__Instructions to follow__: Transcribe each line exactly.

__Task input__:

^^^^^^^^^^^^^^^^

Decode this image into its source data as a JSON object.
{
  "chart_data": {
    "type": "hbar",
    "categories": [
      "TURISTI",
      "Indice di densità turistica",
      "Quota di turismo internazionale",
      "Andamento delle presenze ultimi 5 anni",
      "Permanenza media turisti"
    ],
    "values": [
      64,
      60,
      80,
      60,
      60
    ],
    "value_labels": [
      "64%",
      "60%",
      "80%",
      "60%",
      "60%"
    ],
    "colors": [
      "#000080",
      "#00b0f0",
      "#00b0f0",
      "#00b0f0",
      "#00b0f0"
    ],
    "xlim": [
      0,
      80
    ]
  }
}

^^^^^^^^^^^^^^^^

__Output for this exercise__:
Decode this image into its source data as a JSON object.
{
  "chart_data": {
    "type": "hbar",
    "categories": [
      "TURISTI",
      "Indice di densità turistica",
      "Quota di turismo internazionale",
      "Andamento delle presenze ultimi 5 anni",
      "Permanenza media turisti"
    ],
    "values": [
      64,
      60,
      80,
      60,
      60
    ],
    "value_labels": [
      "64%",
      "60%",
      "80%",
      "60%",
      "60%"
    ],
    "colors": [
      "#000080",
      "#00b0f0",
      "#00b0f0",
      "#00b0f0",
      "#00b0f0"
    ],
    "xlim": [
      0,
      80
    ]
  }
}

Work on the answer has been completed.